= Problem to solve =
Below are the records. List every line holding the word "Move".

= Source material =

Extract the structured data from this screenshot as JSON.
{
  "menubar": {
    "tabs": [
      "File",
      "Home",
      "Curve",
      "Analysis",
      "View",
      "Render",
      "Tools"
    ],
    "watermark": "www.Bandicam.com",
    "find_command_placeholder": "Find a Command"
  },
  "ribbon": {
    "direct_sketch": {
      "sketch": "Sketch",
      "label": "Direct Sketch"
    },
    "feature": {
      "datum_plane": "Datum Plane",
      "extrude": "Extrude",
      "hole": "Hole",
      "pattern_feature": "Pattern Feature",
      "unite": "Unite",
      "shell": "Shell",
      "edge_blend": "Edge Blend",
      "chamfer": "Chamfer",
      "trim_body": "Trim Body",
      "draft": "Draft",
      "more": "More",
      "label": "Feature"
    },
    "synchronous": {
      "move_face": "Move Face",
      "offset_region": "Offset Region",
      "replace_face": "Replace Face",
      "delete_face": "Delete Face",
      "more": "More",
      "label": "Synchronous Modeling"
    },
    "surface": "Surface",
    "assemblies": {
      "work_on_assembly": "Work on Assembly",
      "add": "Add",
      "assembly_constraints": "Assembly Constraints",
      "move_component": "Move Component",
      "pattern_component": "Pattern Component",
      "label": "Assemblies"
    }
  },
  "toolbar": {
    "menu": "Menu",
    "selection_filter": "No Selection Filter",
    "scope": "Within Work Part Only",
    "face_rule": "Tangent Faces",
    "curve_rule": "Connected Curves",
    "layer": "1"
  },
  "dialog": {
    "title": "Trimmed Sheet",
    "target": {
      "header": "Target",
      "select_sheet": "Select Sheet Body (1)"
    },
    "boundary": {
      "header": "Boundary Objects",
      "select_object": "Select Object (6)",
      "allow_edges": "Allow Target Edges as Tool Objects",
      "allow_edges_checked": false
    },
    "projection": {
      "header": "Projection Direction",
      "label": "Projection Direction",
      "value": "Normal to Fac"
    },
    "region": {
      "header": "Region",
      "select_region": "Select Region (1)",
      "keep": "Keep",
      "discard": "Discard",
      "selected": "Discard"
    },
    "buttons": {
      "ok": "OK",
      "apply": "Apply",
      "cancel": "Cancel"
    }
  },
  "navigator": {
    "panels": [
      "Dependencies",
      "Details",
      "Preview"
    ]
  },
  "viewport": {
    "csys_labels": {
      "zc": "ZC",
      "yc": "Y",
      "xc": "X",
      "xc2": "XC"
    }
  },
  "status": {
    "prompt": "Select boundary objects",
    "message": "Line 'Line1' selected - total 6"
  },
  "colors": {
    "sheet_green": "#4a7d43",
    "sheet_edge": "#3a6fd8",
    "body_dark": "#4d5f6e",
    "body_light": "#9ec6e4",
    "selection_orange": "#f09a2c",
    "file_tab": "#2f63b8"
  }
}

= Solution to the problem =
      "move_face": "Move Face",
      "move_component": "Move Component",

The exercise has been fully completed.